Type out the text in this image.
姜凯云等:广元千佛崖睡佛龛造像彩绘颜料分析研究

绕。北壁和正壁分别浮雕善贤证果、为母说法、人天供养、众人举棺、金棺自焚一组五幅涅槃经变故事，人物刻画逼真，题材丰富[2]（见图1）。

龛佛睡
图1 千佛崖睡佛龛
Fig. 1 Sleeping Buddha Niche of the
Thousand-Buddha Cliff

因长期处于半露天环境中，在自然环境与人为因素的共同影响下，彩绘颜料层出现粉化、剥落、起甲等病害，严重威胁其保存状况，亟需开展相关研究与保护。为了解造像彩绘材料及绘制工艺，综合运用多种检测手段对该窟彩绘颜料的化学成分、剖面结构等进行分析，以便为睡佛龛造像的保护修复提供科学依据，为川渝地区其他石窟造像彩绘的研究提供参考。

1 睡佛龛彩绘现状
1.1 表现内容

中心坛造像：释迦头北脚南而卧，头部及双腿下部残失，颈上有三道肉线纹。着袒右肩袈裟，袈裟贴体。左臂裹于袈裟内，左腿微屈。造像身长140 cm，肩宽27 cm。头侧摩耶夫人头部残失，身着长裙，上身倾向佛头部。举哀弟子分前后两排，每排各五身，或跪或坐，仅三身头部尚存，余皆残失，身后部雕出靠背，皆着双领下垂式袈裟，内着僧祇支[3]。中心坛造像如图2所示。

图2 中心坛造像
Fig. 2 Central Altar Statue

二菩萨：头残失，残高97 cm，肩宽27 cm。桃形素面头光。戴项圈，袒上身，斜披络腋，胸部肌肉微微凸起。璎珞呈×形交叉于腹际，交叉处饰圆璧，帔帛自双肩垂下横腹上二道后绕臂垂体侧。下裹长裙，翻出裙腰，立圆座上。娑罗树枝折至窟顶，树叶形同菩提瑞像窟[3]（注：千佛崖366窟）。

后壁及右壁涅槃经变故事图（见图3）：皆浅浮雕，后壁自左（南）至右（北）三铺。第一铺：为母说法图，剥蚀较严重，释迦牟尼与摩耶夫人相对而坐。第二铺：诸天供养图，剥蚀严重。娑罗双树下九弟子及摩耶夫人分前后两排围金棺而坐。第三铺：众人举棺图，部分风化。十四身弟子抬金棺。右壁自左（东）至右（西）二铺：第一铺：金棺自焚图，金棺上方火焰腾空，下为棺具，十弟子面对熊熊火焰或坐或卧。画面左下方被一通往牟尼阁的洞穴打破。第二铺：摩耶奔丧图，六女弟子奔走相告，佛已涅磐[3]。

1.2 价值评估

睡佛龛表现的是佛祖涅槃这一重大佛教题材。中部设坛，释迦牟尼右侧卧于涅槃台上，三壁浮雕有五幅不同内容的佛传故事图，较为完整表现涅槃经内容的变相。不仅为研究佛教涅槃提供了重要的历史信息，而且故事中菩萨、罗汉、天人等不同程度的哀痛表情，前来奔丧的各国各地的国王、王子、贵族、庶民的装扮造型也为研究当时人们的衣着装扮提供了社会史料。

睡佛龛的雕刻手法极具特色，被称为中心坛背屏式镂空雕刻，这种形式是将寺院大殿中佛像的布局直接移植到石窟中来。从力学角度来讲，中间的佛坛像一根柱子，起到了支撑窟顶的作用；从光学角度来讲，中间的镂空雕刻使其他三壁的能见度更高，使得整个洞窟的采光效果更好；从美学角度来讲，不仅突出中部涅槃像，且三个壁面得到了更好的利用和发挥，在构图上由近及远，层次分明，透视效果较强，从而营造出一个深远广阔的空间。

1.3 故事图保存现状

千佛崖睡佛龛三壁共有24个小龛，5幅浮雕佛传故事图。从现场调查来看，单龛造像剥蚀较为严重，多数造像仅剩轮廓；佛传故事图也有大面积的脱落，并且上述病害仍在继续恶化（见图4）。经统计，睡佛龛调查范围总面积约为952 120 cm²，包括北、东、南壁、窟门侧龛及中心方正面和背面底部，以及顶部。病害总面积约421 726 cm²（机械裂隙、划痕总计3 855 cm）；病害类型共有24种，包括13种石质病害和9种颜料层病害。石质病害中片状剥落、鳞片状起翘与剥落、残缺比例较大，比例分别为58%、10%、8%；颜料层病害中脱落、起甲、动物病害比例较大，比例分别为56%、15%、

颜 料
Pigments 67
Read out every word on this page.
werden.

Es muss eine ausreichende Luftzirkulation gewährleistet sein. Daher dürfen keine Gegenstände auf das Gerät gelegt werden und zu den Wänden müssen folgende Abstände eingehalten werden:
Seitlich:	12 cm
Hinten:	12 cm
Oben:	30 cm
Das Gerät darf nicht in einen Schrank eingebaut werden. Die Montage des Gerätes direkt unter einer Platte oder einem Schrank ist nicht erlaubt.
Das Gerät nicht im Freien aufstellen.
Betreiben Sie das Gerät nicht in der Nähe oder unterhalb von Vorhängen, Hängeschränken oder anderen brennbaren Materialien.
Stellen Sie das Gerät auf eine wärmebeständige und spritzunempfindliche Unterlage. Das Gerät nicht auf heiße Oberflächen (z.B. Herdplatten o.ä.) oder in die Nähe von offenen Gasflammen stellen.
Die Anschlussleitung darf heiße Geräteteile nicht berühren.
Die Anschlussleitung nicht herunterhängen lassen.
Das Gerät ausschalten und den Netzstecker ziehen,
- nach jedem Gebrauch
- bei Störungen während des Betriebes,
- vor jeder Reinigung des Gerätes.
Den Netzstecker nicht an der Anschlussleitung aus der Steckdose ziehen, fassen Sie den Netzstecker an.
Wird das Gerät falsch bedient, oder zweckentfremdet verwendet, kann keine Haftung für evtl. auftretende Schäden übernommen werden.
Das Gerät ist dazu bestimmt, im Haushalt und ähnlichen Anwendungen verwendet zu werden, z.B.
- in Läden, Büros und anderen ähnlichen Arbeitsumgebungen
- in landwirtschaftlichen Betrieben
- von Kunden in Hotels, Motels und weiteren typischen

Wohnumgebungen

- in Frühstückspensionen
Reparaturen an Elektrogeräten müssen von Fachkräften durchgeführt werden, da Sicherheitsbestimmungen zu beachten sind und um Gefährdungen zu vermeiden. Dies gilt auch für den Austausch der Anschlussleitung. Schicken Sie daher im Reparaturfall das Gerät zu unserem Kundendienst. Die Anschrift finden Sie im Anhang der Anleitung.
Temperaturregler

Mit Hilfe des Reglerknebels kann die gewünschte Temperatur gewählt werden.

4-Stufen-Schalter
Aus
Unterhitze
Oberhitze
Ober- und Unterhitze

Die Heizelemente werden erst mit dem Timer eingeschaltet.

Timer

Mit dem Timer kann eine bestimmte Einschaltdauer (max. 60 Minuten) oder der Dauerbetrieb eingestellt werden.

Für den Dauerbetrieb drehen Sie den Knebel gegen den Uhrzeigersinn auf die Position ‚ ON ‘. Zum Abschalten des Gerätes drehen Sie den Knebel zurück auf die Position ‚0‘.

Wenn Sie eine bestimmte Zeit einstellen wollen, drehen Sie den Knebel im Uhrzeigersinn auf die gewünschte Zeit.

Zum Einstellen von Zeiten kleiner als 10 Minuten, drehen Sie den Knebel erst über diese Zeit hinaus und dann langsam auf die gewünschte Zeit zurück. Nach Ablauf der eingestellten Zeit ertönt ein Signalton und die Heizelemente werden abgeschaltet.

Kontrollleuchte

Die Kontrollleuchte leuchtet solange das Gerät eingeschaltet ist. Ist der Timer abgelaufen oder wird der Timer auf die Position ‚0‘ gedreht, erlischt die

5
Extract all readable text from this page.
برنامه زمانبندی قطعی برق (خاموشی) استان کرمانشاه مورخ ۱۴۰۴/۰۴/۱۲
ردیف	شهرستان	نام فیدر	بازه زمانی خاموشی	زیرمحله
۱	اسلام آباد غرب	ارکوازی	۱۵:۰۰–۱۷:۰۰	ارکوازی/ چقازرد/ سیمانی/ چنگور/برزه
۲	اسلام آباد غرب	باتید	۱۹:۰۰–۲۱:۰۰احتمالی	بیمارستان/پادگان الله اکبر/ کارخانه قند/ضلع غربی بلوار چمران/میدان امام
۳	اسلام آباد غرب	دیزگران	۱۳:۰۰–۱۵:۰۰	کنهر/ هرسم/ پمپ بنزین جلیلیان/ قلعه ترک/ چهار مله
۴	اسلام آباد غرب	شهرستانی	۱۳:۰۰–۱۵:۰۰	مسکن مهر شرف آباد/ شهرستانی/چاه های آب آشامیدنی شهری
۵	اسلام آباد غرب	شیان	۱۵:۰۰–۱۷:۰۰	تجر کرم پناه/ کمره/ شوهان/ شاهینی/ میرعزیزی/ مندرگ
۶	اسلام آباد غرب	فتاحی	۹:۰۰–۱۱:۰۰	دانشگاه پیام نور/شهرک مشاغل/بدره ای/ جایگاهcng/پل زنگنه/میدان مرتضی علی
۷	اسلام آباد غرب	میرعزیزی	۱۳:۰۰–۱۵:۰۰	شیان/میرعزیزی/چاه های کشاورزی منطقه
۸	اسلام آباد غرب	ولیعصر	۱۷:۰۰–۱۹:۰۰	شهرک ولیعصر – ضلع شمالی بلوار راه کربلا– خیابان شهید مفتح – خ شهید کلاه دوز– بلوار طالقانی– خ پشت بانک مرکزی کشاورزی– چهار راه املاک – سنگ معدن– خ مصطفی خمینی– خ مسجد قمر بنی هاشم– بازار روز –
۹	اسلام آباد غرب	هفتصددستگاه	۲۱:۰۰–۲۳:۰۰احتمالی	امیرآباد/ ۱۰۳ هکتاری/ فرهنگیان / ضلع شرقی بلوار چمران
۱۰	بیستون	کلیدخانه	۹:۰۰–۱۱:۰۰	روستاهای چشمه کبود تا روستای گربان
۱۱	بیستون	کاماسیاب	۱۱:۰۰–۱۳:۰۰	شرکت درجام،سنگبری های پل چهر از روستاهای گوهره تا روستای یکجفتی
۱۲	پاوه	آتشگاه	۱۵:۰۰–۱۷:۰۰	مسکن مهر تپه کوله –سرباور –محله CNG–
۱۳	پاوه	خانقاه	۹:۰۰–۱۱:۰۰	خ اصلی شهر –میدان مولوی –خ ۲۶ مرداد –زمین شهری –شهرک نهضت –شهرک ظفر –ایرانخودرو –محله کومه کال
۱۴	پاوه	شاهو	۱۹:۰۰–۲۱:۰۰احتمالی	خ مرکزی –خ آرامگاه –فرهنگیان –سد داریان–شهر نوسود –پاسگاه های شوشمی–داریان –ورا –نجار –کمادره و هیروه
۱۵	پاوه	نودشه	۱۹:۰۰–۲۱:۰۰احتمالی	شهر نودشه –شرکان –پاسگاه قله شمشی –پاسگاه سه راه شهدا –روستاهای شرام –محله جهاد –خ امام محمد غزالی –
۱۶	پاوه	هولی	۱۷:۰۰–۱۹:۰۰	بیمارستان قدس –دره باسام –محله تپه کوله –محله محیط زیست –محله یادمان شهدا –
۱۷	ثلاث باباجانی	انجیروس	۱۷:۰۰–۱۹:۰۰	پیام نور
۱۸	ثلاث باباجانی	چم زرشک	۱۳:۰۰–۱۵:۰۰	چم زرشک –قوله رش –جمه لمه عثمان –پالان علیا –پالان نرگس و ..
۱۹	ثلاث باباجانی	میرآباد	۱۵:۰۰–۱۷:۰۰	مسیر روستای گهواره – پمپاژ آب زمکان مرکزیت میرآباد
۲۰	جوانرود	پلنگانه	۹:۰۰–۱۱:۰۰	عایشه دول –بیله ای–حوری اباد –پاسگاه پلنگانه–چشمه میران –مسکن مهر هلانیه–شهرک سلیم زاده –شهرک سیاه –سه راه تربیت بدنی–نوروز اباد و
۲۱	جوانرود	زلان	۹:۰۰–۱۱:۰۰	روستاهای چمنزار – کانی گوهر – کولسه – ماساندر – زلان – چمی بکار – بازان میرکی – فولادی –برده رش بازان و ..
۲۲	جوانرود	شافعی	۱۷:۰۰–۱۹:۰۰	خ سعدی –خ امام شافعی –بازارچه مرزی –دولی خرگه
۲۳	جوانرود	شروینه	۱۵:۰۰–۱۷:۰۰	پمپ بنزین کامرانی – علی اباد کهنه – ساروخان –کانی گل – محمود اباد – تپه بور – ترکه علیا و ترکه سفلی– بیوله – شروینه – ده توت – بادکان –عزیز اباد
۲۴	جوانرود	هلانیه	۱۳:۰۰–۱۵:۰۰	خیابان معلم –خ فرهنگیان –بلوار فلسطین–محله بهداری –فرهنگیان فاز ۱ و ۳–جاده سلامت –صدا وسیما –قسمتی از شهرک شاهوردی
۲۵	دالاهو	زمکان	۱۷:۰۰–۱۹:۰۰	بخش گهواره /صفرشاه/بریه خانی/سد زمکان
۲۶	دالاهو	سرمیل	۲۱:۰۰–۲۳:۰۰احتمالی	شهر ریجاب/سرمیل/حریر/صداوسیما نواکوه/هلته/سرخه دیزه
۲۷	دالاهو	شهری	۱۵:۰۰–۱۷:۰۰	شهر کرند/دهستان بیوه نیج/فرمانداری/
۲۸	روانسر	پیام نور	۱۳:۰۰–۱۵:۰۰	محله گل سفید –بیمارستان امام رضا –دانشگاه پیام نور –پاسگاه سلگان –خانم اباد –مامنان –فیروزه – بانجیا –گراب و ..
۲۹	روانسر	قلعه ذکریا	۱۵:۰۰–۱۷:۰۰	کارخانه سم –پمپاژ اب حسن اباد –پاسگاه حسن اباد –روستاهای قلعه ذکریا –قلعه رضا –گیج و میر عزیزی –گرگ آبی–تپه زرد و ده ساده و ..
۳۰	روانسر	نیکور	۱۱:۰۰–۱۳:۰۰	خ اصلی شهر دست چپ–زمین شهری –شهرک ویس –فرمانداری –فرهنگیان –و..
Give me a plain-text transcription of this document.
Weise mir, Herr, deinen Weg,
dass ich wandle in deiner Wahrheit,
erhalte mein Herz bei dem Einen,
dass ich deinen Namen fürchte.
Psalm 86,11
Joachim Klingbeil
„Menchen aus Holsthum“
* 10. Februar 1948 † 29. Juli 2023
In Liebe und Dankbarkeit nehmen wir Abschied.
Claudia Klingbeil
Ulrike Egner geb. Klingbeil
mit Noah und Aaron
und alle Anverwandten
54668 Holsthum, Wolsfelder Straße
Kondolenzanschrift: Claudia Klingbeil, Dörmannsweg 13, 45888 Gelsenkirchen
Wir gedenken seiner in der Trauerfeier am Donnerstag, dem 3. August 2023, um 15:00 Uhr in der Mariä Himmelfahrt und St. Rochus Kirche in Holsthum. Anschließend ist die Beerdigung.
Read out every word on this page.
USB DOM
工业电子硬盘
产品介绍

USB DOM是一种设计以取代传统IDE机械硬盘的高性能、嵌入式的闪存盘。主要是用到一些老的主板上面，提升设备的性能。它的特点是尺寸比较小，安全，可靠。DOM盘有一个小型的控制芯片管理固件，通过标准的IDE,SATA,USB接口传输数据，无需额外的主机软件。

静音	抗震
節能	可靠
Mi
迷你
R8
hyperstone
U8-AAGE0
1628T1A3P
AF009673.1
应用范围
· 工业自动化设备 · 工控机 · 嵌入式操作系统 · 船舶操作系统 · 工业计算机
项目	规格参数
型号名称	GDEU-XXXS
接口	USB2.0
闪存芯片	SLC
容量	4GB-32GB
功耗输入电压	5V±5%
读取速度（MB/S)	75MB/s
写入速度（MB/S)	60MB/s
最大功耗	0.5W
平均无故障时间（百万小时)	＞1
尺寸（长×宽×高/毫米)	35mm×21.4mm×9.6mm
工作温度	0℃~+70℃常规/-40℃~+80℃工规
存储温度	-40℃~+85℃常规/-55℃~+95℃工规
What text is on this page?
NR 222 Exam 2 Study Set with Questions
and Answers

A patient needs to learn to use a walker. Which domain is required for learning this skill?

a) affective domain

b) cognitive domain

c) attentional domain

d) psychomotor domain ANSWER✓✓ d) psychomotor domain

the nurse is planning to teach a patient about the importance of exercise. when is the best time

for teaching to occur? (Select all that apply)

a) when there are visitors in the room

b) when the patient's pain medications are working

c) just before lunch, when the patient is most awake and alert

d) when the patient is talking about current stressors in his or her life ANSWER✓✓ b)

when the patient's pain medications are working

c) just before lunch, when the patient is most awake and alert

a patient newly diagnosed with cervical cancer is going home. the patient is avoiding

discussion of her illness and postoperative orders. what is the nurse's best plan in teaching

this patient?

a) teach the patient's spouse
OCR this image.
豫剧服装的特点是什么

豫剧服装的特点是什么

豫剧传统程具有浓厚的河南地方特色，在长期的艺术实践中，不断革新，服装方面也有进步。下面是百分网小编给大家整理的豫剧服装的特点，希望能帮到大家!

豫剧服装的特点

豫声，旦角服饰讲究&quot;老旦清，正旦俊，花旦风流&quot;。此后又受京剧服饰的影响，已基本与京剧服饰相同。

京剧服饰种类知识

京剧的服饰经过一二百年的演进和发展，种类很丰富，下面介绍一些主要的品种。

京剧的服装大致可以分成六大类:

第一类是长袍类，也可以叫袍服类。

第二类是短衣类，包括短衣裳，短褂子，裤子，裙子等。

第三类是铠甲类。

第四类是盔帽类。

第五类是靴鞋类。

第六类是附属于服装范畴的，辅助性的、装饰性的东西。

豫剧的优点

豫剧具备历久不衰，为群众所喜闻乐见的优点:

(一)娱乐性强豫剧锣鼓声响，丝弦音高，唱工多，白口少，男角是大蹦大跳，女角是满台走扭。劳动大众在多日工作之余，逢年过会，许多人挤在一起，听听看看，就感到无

Set problem:
Which lines hold the word "domain"? Copy all of them.

Output for this task:
A patient needs to learn to use a walker. Which domain is required for learning this skill?
a) affective domain
b) cognitive domain
c) attentional domain
d) psychomotor domain ANSWER✓✓ d) psychomotor domain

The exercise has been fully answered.